◆ **BRIEF**:
Leave the pictures out and transcribe every record exactly.

[Dataset items]
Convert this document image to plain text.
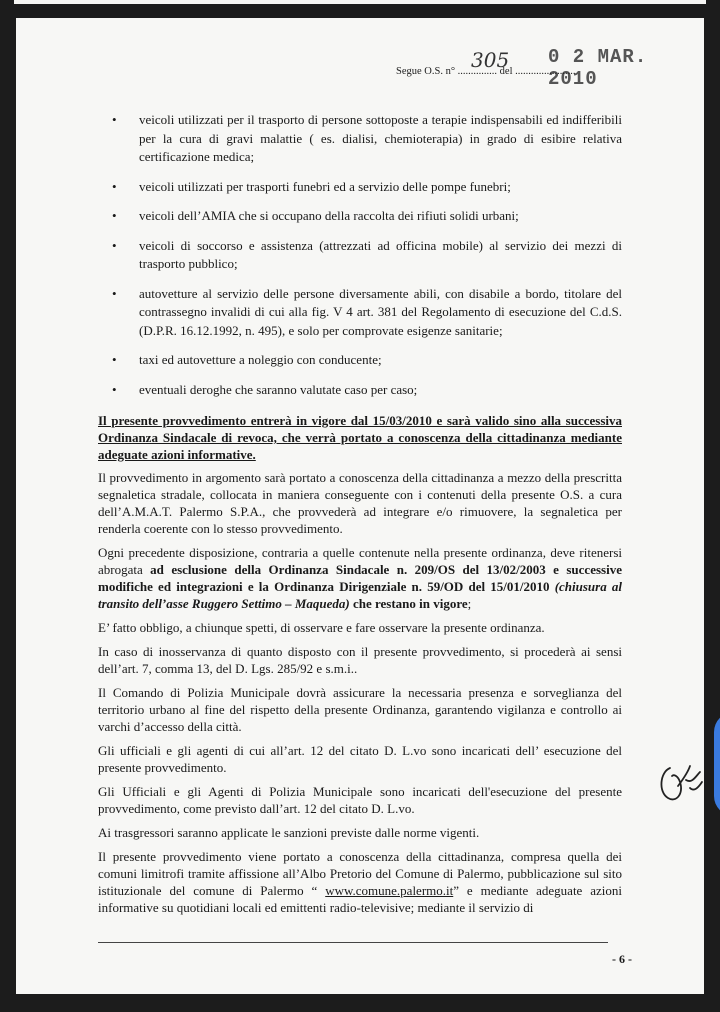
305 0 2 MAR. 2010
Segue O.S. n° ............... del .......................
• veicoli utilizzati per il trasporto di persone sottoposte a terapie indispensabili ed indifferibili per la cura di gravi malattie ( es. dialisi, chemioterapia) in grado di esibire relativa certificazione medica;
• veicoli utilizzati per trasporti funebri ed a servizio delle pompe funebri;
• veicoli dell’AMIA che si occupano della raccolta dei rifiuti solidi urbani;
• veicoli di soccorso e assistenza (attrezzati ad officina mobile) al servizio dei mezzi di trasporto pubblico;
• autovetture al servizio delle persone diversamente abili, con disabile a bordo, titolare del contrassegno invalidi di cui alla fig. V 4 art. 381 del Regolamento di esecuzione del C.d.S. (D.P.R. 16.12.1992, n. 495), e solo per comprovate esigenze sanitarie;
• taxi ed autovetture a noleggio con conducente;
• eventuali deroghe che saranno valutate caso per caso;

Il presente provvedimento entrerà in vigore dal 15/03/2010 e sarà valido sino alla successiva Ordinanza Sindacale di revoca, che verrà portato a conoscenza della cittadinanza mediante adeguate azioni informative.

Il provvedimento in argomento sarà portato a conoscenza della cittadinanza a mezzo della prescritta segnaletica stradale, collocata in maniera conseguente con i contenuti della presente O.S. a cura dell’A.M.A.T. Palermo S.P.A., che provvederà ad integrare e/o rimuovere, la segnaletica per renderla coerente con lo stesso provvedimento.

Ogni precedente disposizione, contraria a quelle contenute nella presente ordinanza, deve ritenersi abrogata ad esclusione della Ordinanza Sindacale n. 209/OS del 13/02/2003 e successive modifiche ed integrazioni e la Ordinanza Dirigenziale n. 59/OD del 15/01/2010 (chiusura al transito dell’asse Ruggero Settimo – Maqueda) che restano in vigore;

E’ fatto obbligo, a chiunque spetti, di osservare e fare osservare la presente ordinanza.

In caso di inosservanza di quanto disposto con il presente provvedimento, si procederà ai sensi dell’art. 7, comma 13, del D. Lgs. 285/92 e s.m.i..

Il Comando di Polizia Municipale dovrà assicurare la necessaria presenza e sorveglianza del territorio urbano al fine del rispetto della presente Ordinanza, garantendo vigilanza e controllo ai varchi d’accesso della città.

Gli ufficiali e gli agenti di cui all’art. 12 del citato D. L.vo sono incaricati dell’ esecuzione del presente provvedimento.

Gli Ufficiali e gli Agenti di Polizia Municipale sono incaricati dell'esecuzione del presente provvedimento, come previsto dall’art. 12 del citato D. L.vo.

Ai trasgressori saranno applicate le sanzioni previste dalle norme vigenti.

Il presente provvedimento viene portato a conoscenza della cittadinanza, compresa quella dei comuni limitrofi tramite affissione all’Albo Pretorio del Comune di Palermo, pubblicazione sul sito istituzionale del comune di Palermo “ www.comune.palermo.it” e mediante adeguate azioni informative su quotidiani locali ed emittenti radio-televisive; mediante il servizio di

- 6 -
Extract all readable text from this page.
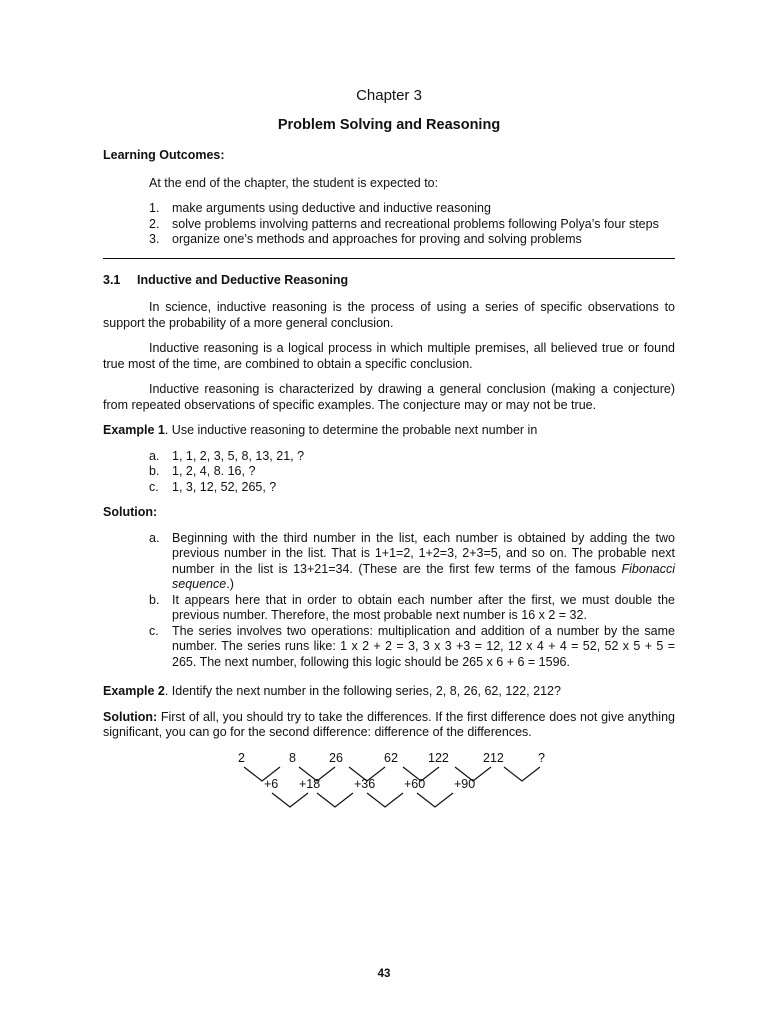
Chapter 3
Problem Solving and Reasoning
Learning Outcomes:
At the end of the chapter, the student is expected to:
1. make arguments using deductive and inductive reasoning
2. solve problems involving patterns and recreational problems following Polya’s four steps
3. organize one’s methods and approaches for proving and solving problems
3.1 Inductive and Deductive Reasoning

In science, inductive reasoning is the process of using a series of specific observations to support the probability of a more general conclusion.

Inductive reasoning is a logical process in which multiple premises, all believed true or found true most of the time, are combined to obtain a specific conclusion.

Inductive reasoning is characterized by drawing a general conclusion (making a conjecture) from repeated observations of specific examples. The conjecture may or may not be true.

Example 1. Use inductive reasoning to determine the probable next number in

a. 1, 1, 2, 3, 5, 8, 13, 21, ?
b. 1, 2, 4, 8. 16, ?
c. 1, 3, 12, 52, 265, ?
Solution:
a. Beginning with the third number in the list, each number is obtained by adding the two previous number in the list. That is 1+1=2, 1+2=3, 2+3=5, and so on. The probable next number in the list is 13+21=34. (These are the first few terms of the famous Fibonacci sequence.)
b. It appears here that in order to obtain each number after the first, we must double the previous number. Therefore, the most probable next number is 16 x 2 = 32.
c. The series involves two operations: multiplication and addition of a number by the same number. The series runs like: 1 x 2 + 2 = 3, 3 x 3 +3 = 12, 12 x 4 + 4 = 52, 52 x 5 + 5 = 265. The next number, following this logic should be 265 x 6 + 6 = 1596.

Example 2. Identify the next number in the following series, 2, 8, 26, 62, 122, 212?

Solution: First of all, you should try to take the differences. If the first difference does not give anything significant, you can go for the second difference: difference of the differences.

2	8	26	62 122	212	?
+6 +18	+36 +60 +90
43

◆ **CORRECT RESULT**:
Convert this document image to plain text.
305 0 2 MAR. 2010
Segue O.S. n° ............... del .......................
• veicoli utilizzati per il trasporto di persone sottoposte a terapie indispensabili ed indifferibili per la cura di gravi malattie ( es. dialisi, chemioterapia) in grado di esibire relativa certificazione medica;
• veicoli utilizzati per trasporti funebri ed a servizio delle pompe funebri;
• veicoli dell’AMIA che si occupano della raccolta dei rifiuti solidi urbani;
• veicoli di soccorso e assistenza (attrezzati ad officina mobile) al servizio dei mezzi di trasporto pubblico;
• autovetture al servizio delle persone diversamente abili, con disabile a bordo, titolare del contrassegno invalidi di cui alla fig. V 4 art. 381 del Regolamento di esecuzione del C.d.S. (D.P.R. 16.12.1992, n. 495), e solo per comprovate esigenze sanitarie;
• taxi ed autovetture a noleggio con conducente;
• eventuali deroghe che saranno valutate caso per caso;

Il presente provvedimento entrerà in vigore dal 15/03/2010 e sarà valido sino alla successiva Ordinanza Sindacale di revoca, che verrà portato a conoscenza della cittadinanza mediante adeguate azioni informative.

Il provvedimento in argomento sarà portato a conoscenza della cittadinanza a mezzo della prescritta segnaletica stradale, collocata in maniera conseguente con i contenuti della presente O.S. a cura dell’A.M.A.T. Palermo S.P.A., che provvederà ad integrare e/o rimuovere, la segnaletica per renderla coerente con lo stesso provvedimento.

Ogni precedente disposizione, contraria a quelle contenute nella presente ordinanza, deve ritenersi abrogata ad esclusione della Ordinanza Sindacale n. 209/OS del 13/02/2003 e successive modifiche ed integrazioni e la Ordinanza Dirigenziale n. 59/OD del 15/01/2010 (chiusura al transito dell’asse Ruggero Settimo – Maqueda) che restano in vigore;

E’ fatto obbligo, a chiunque spetti, di osservare e fare osservare la presente ordinanza.

In caso di inosservanza di quanto disposto con il presente provvedimento, si procederà ai sensi dell’art. 7, comma 13, del D. Lgs. 285/92 e s.m.i..

Il Comando di Polizia Municipale dovrà assicurare la necessaria presenza e sorveglianza del territorio urbano al fine del rispetto della presente Ordinanza, garantendo vigilanza e controllo ai varchi d’accesso della città.

Gli ufficiali e gli agenti di cui all’art. 12 del citato D. L.vo sono incaricati dell’ esecuzione del presente provvedimento.

Gli Ufficiali e gli Agenti di Polizia Municipale sono incaricati dell'esecuzione del presente provvedimento, come previsto dall’art. 12 del citato D. L.vo.

Ai trasgressori saranno applicate le sanzioni previste dalle norme vigenti.

Il presente provvedimento viene portato a conoscenza della cittadinanza, compresa quella dei comuni limitrofi tramite affissione all’Albo Pretorio del Comune di Palermo, pubblicazione sul sito istituzionale del comune di Palermo “ www.comune.palermo.it” e mediante adeguate azioni informative su quotidiani locali ed emittenti radio-televisive; mediante il servizio di

- 6 -
Extract all readable text from this page.
Chapter 3
Problem Solving and Reasoning
Learning Outcomes:
At the end of the chapter, the student is expected to:
1. make arguments using deductive and inductive reasoning
2. solve problems involving patterns and recreational problems following Polya’s four steps
3. organize one’s methods and approaches for proving and solving problems
3.1 Inductive and Deductive Reasoning

In science, inductive reasoning is the process of using a series of specific observations to support the probability of a more general conclusion.

Inductive reasoning is a logical process in which multiple premises, all believed true or found true most of the time, are combined to obtain a specific conclusion.

Inductive reasoning is characterized by drawing a general conclusion (making a conjecture) from repeated observations of specific examples. The conjecture may or may not be true.

Example 1. Use inductive reasoning to determine the probable next number in

a. 1, 1, 2, 3, 5, 8, 13, 21, ?
b. 1, 2, 4, 8. 16, ?
c. 1, 3, 12, 52, 265, ?
Solution:
a. Beginning with the third number in the list, each number is obtained by adding the two previous number in the list. That is 1+1=2, 1+2=3, 2+3=5, and so on. The probable next number in the list is 13+21=34. (These are the first few terms of the famous Fibonacci sequence.)
b. It appears here that in order to obtain each number after the first, we must double the previous number. Therefore, the most probable next number is 16 x 2 = 32.
c. The series involves two operations: multiplication and addition of a number by the same number. The series runs like: 1 x 2 + 2 = 3, 3 x 3 +3 = 12, 12 x 4 + 4 = 52, 52 x 5 + 5 = 265. The next number, following this logic should be 265 x 6 + 6 = 1596.

Example 2. Identify the next number in the following series, 2, 8, 26, 62, 122, 212?

Solution: First of all, you should try to take the differences. If the first difference does not give anything significant, you can go for the second difference: difference of the differences.

2	8	26	62 122	212	?
+6 +18	+36 +60 +90
43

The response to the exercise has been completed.